▶ **DIRECTIONS FOR THIS TASK**: Where a line holds the word "страниц", copy that line.

▶ **RECORD EXTRACTS**:
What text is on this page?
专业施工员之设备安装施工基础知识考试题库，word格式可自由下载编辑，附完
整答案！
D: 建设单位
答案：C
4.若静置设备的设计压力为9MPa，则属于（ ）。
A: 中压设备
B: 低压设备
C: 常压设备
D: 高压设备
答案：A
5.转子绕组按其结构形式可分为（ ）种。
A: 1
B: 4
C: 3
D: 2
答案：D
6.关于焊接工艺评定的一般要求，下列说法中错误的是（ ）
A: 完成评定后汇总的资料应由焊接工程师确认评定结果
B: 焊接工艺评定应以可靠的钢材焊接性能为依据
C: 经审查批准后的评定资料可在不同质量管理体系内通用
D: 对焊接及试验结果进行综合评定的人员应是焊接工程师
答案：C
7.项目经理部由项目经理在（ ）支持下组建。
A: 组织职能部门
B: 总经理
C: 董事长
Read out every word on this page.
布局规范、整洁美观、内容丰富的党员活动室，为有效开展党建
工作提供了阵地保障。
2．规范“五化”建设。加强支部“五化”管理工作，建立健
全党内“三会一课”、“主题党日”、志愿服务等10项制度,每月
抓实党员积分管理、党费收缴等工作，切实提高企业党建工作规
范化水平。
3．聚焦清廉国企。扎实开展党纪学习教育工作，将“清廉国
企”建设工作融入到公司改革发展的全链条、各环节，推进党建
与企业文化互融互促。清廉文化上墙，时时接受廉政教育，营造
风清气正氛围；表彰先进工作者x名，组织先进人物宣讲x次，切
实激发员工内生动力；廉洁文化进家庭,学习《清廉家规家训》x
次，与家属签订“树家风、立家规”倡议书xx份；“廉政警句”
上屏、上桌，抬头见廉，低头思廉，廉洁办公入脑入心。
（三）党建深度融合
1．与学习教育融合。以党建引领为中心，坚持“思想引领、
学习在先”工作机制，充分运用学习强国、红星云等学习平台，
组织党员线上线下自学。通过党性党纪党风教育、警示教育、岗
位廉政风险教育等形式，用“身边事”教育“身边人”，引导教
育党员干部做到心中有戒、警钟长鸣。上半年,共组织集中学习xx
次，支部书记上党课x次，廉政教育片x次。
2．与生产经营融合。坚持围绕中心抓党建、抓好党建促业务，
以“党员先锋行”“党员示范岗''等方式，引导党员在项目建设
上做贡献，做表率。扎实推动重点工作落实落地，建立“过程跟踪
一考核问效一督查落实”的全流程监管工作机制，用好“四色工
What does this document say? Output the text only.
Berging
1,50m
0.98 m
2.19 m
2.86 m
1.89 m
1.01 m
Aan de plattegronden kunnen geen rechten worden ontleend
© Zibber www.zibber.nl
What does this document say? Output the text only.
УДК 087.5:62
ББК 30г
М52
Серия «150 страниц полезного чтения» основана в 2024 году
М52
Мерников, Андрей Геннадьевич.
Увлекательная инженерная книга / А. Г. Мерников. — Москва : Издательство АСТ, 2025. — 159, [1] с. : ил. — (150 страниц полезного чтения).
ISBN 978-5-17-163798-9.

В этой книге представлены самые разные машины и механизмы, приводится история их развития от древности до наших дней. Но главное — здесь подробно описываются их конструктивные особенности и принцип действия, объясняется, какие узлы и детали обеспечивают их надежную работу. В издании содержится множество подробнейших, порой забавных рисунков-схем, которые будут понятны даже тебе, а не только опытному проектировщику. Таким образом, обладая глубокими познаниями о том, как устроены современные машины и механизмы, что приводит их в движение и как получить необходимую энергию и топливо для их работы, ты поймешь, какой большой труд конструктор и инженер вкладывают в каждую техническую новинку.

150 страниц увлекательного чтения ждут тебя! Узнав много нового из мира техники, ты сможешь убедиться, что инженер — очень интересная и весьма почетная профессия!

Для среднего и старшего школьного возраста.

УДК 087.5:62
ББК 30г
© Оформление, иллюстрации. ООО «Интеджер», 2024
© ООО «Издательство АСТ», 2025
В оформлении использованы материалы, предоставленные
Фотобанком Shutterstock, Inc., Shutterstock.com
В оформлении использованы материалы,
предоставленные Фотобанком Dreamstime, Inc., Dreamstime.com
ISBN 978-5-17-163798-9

▶ **RESULT OF THE EXERCISE**:
Серия «150 страниц полезного чтения» основана в 2024 году
Увлекательная инженерная книга / А. Г. Мерников. — Москва : Издательство АСТ, 2025. — 159, [1] с. : ил. — (150 страниц полезного чтения).
150 страниц увлекательного чтения ждут тебя! Узнав много нового из мира техники, ты сможешь убедиться, что инженер — очень интересная и весьма почетная профессия!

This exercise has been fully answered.